*Короткое задание 1:* Поменяйте «y2-tick-label» на «right-axis-label» во всех записях от самого начала вниз до строки с «x-tick-label: 平成20年代後半 (今回計画)» включительно и приведите эти строки, больше ничего в них не трогая.

*Текст:*
· · ·
Когда вышел первый «грелочный» сборник («Рваная грелка» — сетевой конкурс фантастического рассказа), я обомлела. Мне казалось, что ниже падать некуда. Однако последующий «стирательский» сборник показал, что я ошибалась: бездна не имеет дна :-). Сейчас составлять книги рассказов готовы все кому ни лень: и молодые талантливые авторы, и книготорговцы-лоточники, и люди со стороны. Я начала было писать: «С одной стороны, это хорошо…» — и поняла, что не могу закончить фразу, потому что это ни с какой стороны не хорошо. Наводнит книжный рынок халтура, пропадет читательский интерес, и опять издатели будут брать сборники в работу неохотно.
Есть ли выход? Безусловно. Печатать сборники лучшего, печатать тематические сборники, печатать ежегодники — то есть продолжать обычную издательскую работу, чураясь дилетантов и непрофессионалов.
А продвигать нужно не столько сборники, сколько рассказчиков. Впрочем, хорошие рассказчики всегда были востребованы и будут востребованы, такова уникальная природа жанра.
— Вот кстати про «молодого талантливого автора». Это ведь уже стало термином — МТА, причем термином с негативным оттенком. И говорят, что выдумали его на форуме «Клуба харизматиков», члены которого в основном и составили ядро первых «Новых легенд». Так что уж расскажите подробней, во-первых, про происхождение этого термина, и, во-вторых — про сам «Клуб». Насколько правомерно сравнивать его с другими литературными объединениями фантастов: «Бастионом», «Стирателями» и т. п.? И не являются ли «Новые легенды» еще одним «клубным» сборником, сопоставимым со «стирательскими» и с выпусками «Сакральной фантастики»?
· · ·
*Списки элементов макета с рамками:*
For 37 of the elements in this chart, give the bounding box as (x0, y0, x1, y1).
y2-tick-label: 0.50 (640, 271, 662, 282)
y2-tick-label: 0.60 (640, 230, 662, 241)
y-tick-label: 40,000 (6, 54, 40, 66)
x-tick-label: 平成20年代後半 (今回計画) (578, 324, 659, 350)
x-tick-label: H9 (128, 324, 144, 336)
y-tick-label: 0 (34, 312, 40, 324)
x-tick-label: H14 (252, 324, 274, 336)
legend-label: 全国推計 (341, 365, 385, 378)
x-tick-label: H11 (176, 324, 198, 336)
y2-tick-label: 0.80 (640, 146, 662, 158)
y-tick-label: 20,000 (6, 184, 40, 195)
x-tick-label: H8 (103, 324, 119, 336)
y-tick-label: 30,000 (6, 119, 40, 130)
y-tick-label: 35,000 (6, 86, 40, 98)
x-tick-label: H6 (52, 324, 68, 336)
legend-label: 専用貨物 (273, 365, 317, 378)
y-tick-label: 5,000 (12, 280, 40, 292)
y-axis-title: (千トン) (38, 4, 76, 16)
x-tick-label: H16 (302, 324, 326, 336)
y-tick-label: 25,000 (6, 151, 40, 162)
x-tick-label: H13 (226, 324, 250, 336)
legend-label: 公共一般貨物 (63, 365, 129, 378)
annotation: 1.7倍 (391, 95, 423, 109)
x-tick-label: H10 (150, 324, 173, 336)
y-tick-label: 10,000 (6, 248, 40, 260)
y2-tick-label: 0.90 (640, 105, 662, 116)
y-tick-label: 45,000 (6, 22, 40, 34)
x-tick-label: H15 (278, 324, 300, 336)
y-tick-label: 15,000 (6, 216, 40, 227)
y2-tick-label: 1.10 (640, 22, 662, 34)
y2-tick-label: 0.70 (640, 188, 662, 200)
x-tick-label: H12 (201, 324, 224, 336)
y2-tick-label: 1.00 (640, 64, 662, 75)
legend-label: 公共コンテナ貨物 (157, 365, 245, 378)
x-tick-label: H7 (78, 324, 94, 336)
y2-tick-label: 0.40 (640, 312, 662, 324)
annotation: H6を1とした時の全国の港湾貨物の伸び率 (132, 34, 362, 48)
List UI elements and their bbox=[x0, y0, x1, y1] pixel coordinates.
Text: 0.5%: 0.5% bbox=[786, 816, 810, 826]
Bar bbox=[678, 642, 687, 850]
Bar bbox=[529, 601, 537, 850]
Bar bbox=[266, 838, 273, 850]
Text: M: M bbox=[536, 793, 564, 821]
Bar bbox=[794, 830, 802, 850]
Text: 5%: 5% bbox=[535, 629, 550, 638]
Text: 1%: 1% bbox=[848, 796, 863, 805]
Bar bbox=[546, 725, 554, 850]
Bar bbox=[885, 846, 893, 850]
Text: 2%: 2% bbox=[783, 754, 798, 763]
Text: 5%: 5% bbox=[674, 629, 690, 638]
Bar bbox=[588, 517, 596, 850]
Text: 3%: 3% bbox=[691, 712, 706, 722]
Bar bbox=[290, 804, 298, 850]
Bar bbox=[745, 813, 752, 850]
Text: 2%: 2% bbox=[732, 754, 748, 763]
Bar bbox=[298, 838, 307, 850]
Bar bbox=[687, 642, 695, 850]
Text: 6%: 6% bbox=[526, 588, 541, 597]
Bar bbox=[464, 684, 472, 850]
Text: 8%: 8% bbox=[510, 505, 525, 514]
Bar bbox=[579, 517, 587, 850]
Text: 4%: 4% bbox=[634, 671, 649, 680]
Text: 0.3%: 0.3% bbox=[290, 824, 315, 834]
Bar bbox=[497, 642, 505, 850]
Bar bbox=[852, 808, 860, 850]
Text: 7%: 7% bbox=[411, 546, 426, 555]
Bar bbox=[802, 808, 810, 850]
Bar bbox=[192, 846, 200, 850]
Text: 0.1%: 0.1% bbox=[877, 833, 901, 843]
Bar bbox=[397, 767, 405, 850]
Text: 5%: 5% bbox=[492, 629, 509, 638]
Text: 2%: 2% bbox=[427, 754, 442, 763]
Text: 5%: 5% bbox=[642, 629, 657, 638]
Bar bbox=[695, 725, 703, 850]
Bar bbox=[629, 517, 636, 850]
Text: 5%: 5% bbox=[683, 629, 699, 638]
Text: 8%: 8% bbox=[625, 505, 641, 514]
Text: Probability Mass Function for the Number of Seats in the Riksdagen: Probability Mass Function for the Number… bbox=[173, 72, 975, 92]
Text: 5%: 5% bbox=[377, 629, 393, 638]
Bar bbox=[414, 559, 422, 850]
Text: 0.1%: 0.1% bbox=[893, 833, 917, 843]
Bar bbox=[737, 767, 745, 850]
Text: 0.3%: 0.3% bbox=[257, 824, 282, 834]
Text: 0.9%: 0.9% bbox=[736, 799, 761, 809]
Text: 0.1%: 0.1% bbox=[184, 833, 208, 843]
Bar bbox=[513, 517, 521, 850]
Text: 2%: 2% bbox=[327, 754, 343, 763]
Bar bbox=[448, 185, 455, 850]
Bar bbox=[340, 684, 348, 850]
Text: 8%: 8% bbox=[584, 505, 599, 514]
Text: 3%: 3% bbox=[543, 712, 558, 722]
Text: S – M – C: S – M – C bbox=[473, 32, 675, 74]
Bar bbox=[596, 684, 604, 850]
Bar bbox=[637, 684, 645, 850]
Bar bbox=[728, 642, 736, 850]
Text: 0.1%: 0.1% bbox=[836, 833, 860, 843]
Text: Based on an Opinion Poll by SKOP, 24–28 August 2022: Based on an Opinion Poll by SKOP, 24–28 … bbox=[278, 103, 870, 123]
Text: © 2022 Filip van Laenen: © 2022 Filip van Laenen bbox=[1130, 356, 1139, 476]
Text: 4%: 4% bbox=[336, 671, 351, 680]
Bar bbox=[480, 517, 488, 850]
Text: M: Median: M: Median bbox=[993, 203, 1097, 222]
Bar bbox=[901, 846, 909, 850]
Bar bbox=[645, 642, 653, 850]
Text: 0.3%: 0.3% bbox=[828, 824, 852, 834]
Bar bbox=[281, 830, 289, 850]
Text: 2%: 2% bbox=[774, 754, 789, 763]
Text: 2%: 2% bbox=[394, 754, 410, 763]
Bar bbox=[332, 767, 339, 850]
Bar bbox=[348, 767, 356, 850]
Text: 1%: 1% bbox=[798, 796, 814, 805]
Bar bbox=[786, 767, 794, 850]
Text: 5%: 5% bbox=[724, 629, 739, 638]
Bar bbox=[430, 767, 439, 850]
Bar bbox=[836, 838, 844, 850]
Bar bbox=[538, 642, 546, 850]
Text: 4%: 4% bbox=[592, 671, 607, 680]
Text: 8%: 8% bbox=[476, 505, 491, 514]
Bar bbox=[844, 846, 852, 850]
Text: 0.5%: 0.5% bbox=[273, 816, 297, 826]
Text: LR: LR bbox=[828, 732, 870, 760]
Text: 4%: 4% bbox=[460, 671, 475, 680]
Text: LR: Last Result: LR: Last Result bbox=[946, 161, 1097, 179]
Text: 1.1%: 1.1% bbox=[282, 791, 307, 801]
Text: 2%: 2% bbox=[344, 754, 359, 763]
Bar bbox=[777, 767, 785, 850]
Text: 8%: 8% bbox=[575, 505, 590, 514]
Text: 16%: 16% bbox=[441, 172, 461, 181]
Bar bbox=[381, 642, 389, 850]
· · ·
*Короткое задание 2:* Повторите без изменений отрывок текста: всё от «А продвигать нужно» вниз до «уникальная природа жанра.» включительно.

*Ответ 1:*
For 37 of the elements in this chart, give the bounding box as (x0, y0, x1, y1).
right-axis-label: 0.50 (640, 271, 662, 282)
right-axis-label: 0.60 (640, 230, 662, 241)
y-tick-label: 40,000 (6, 54, 40, 66)
x-tick-label: 平成20年代後半 (今回計画) (578, 324, 659, 350)

*Ответ 2:*
А продвигать нужно не столько сборники, сколько рассказчиков. Впрочем, хорошие рассказчики всегда были востребованы и будут востребованы, такова уникальная природа жанра.